## I tuoi compiti:
1. Quali due forme di libertà distingue il testo sulla libertà?
2. Quali sono gli atti che, secondo il testo sulla libertà, restringono le alternative e nello stesso tempo danno forma alla vita? Elencali tutti.
3. Riscrivi in forma più breve il paragrafo del testo sulla libertà che comincia con «Essere liberi non significa», mantenendone i fatti principali.

## Estratto della pagina:

#####

La libertà sembra facile da riconoscere quando manca: una porta chiusa, una decisione imposta, una voce che non può parlare. Diventa più difficile definirla nella vita ordinaria, dove possiamo scegliere tra molte possibilità e sentirci comunque bloccati. Avere alternative non basta. Possiamo disporre di tempo, mezzi e diritti, ma obbedire ancora alla paura, all’abitudine o al bisogno di essere approvati.
Essere liberi non significa poter fare qualunque cosa. Ogni scelta incontra il corpo, le conseguenze, le persone che amiamo e il mondo in cui viviamo. Una libertà senza responsabilità finirebbe per trasformare gli altri in ostacoli o strumenti. La libertà più adulta non cancella i limiti: decide quali accettare, quali discutere e quali non meritano più obbedienza.
C’è poi una libertà esterna, fatta di diritti, sicurezza e possibilità concrete, e una libertà interiore, che riguarda il modo in cui rispondiamo a ciò che ci accade. Non sono intercambiabili. Dire a chi subisce un’ingiustizia che basta cambiare atteggiamento sarebbe crudele; credere che nessuna scelta interiore sia possibile finché il mondo non diventa perfetto ci renderebbe invece completamente dipendenti dalle circostanze.
Forse la libertà comincia quando riusciamo a distinguere un desiderio nostro da un desiderio ereditato. Alcune mete ci sono state consegnate dalla famiglia, dal confronto o dall’idea di successo che respiriamo ogni giorno. Possiamo inseguirle con disciplina e scoprire, molto tardi, che non ci appartenevano. Scegliere davvero richiede il coraggio di deludere almeno una versione immaginaria di noi stessi.
Ma anche rinunciare può essere un atto libero. Restare in una relazione, mantenere una promessa, accettare una responsabilità o dedicarsi a qualcuno restringe le alternative e, nello stesso tempo, dà forma alla vita. Non siamo meno liberi perché ci leghiamo; lo diventiamo quando il legame non può più essere guardato, nominato o rinnovato consapevolmente.
La domanda decisiva non è soltanto «che cosa posso fare?», ma «da dove nasce la mia scelta e di quali conseguenze sono disposto a rispondere?». La libertà forse non è uno spazio senza confini. È la capacità di abitare i propri confini senza confonderli con una prigione, e di riconoscere quando una porta chiusa può ancora essere aperta. Quale scelta faresti oggi se non dovessi dimostrare niente a nessuno?

#####

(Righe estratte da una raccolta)
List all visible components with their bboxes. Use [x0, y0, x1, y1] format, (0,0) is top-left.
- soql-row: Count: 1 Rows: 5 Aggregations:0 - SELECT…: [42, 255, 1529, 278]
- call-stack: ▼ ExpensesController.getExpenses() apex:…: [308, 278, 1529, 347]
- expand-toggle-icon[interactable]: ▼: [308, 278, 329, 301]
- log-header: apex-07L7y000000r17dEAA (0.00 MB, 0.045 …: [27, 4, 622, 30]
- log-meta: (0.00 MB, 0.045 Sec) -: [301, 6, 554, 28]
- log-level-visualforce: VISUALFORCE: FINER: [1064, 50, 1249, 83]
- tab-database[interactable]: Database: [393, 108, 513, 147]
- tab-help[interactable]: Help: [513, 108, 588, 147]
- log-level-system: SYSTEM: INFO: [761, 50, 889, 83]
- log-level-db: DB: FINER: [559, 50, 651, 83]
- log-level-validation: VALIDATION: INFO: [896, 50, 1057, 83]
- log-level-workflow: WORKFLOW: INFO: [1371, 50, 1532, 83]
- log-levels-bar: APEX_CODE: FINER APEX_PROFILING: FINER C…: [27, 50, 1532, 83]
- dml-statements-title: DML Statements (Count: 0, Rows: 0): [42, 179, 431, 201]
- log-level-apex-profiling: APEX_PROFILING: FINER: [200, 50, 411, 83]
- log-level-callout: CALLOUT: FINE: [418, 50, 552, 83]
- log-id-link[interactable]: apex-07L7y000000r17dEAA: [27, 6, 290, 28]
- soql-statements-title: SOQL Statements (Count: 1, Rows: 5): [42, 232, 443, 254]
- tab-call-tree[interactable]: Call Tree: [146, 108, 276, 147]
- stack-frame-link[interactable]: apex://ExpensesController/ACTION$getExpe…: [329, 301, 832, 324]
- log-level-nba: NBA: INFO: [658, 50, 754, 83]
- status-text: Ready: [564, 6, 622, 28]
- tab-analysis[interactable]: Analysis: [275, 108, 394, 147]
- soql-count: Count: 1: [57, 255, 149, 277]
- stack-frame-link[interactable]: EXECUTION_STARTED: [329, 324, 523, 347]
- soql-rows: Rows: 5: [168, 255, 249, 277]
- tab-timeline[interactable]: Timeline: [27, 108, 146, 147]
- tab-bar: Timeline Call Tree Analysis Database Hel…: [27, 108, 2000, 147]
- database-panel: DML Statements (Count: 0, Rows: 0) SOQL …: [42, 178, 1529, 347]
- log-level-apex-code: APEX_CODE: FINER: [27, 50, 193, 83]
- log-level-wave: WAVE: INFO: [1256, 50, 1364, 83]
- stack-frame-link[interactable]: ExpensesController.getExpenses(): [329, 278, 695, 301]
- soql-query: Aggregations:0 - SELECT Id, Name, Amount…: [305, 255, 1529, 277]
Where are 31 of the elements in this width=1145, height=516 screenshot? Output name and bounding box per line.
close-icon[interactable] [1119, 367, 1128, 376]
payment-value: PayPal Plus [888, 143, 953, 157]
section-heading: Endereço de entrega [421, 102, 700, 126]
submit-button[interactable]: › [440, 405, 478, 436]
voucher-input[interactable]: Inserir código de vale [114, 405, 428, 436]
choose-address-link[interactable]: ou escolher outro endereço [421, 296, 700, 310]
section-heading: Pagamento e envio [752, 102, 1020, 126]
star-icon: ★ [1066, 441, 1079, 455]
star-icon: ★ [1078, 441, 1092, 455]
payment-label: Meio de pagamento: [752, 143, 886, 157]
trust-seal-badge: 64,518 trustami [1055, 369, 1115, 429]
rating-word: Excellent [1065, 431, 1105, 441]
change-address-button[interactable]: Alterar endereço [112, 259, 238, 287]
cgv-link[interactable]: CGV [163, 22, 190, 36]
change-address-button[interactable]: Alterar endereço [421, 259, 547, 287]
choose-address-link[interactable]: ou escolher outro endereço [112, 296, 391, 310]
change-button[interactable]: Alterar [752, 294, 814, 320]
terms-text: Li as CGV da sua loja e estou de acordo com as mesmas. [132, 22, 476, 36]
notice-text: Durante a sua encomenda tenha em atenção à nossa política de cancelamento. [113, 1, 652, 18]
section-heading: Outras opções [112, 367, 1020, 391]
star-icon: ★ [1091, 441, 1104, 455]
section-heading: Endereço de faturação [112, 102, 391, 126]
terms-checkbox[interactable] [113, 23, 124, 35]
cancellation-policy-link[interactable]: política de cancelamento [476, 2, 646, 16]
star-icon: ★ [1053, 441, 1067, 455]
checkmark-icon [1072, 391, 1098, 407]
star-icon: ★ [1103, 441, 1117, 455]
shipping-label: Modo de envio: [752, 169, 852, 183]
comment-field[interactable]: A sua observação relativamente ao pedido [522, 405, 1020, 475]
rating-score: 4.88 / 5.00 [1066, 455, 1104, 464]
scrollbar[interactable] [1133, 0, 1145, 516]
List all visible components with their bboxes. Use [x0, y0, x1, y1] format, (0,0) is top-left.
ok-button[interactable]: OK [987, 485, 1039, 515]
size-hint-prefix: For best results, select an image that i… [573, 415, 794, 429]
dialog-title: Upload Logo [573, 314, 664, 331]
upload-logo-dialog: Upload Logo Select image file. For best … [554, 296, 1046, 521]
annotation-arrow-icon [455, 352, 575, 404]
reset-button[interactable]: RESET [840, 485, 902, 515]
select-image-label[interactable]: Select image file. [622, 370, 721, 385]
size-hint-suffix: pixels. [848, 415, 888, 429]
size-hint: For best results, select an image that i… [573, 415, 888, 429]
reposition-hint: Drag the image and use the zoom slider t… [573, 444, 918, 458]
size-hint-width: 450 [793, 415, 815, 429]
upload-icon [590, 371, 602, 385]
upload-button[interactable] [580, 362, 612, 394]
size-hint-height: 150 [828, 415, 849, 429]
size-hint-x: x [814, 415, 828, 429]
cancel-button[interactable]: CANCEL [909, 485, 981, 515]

#####

## Compiti svolti:
1. Una libertà esterna, fatta di diritti, sicurezza e possibilità concrete, e una libertà interiore, che riguarda il modo in cui rispondiamo a ciò che ci accade.

2.
- Restare in una relazione
- Mantenere una promessa
- Accettare una responsabilità
- Dedicarsi a qualcuno

3. Essere liberi non vuol dire poter fare tutto: ogni scelta si scontra con il corpo, le conseguenze, le persone amate e il mondo. Senza responsabilità, la libertà ridurrebbe gli altri a ostacoli o strumenti. La libertà matura non elimina i limiti, ma decide quali accettare, quali discutere e a quali non obbedire più.